- Goal of the exercise: Every entry must be repeated exactly. Exclude all pictures.

(Dataset rows)
+===+

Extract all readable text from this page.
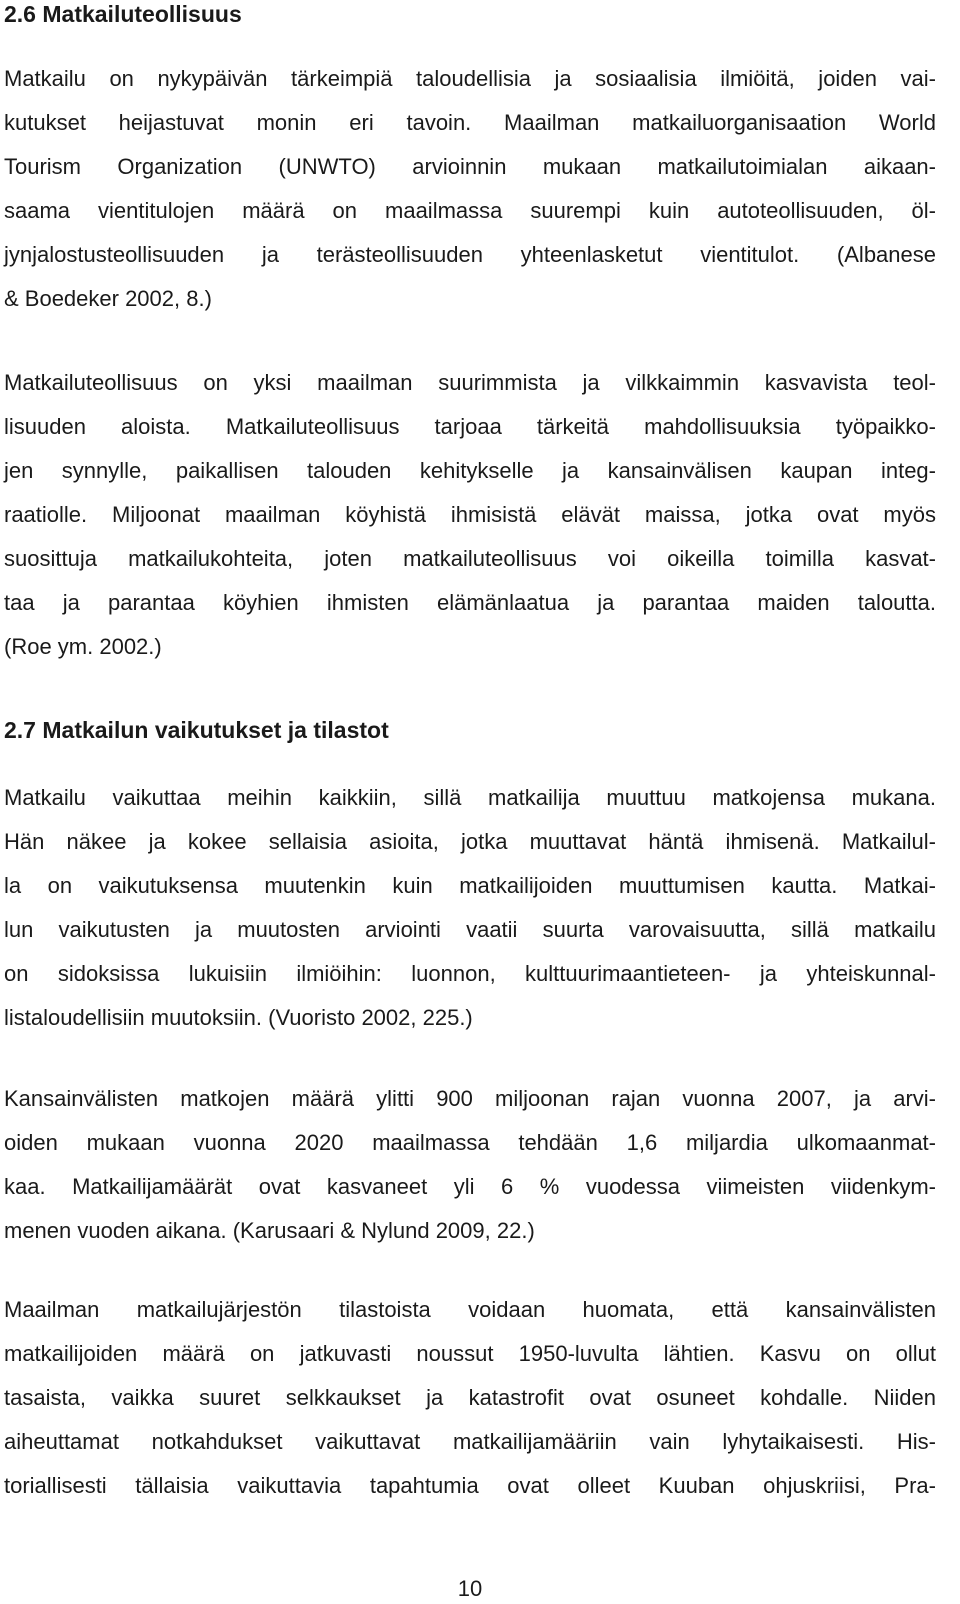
2.6 Matkailuteollisuus
Matkailu on nykypäivän tärkeimpiä taloudellisia ja sosiaalisia ilmiöitä, joiden vai-
kutukset heijastuvat monin eri tavoin. Maailman matkailuorganisaation World
Tourism Organization (UNWTO) arvioinnin mukaan matkailutoimialan aikaan-
saama vientitulojen määrä on maailmassa suurempi kuin autoteollisuuden, öl-
jynjalostusteollisuuden ja terästeollisuuden yhteenlasketut vientitulot. (Albanese
& Boedeker 2002, 8.)
Matkailuteollisuus on yksi maailman suurimmista ja vilkkaimmin kasvavista teol-
lisuuden aloista. Matkailuteollisuus tarjoaa tärkeitä mahdollisuuksia työpaikko-
jen synnylle, paikallisen talouden kehitykselle ja kansainvälisen kaupan integ-
raatiolle. Miljoonat maailman köyhistä ihmisistä elävät maissa, jotka ovat myös
suosittuja matkailukohteita, joten matkailuteollisuus voi oikeilla toimilla kasvat-
taa ja parantaa köyhien ihmisten elämänlaatua ja parantaa maiden taloutta.
(Roe ym. 2002.)
2.7 Matkailun vaikutukset ja tilastot
Matkailu vaikuttaa meihin kaikkiin, sillä matkailija muuttuu matkojensa mukana.
Hän näkee ja kokee sellaisia asioita, jotka muuttavat häntä ihmisenä. Matkailul-
la on vaikutuksensa muutenkin kuin matkailijoiden muuttumisen kautta. Matkai-
lun vaikutusten ja muutosten arviointi vaatii suurta varovaisuutta, sillä matkailu
on sidoksissa lukuisiin ilmiöihin: luonnon, kulttuurimaantieteen- ja yhteiskunnal-
listaloudellisiin muutoksiin. (Vuoristo 2002, 225.)
Kansainvälisten matkojen määrä ylitti 900 miljoonan rajan vuonna 2007, ja arvi-
oiden mukaan vuonna 2020 maailmassa tehdään 1,6 miljardia ulkomaanmat-
kaa. Matkailijamäärät ovat kasvaneet yli 6 % vuodessa viimeisten viidenkym-
menen vuoden aikana. (Karusaari & Nylund 2009, 22.)
Maailman matkailujärjestön tilastoista voidaan huomata, että kansainvälisten
matkailijoiden määrä on jatkuvasti noussut 1950-luvulta lähtien. Kasvu on ollut
tasaista, vaikka suuret selkkaukset ja katastrofit ovat osuneet kohdalle. Niiden
aiheuttamat notkahdukset vaikuttavat matkailijamääriin vain lyhytaikaisesti. His-
toriallisesti tällaisia vaikuttavia tapahtumia ovat olleet Kuuban ohjuskriisi, Pra-
10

+===+

- Task answer:
Extract all readable text from this page.
2.6 Matkailuteollisuus
Matkailu on nykypäivän tärkeimpiä taloudellisia ja sosiaalisia ilmiöitä, joiden vai-
kutukset heijastuvat monin eri tavoin. Maailman matkailuorganisaation World
Tourism Organization (UNWTO) arvioinnin mukaan matkailutoimialan aikaan-
saama vientitulojen määrä on maailmassa suurempi kuin autoteollisuuden, öl-
jynjalostusteollisuuden ja terästeollisuuden yhteenlasketut vientitulot. (Albanese
& Boedeker 2002, 8.)
Matkailuteollisuus on yksi maailman suurimmista ja vilkkaimmin kasvavista teol-
lisuuden aloista. Matkailuteollisuus tarjoaa tärkeitä mahdollisuuksia työpaikko-
jen synnylle, paikallisen talouden kehitykselle ja kansainvälisen kaupan integ-
raatiolle. Miljoonat maailman köyhistä ihmisistä elävät maissa, jotka ovat myös
suosittuja matkailukohteita, joten matkailuteollisuus voi oikeilla toimilla kasvat-
taa ja parantaa köyhien ihmisten elämänlaatua ja parantaa maiden taloutta.
(Roe ym. 2002.)
2.7 Matkailun vaikutukset ja tilastot
Matkailu vaikuttaa meihin kaikkiin, sillä matkailija muuttuu matkojensa mukana.
Hän näkee ja kokee sellaisia asioita, jotka muuttavat häntä ihmisenä. Matkailul-
la on vaikutuksensa muutenkin kuin matkailijoiden muuttumisen kautta. Matkai-
lun vaikutusten ja muutosten arviointi vaatii suurta varovaisuutta, sillä matkailu
on sidoksissa lukuisiin ilmiöihin: luonnon, kulttuurimaantieteen- ja yhteiskunnal-
listaloudellisiin muutoksiin. (Vuoristo 2002, 225.)
Kansainvälisten matkojen määrä ylitti 900 miljoonan rajan vuonna 2007, ja arvi-
oiden mukaan vuonna 2020 maailmassa tehdään 1,6 miljardia ulkomaanmat-
kaa. Matkailijamäärät ovat kasvaneet yli 6 % vuodessa viimeisten viidenkym-
menen vuoden aikana. (Karusaari & Nylund 2009, 22.)
Maailman matkailujärjestön tilastoista voidaan huomata, että kansainvälisten
matkailijoiden määrä on jatkuvasti noussut 1950-luvulta lähtien. Kasvu on ollut
tasaista, vaikka suuret selkkaukset ja katastrofit ovat osuneet kohdalle. Niiden
aiheuttamat notkahdukset vaikuttavat matkailijamääriin vain lyhytaikaisesti. His-
toriallisesti tällaisia vaikuttavia tapahtumia ovat olleet Kuuban ohjuskriisi, Pra-
10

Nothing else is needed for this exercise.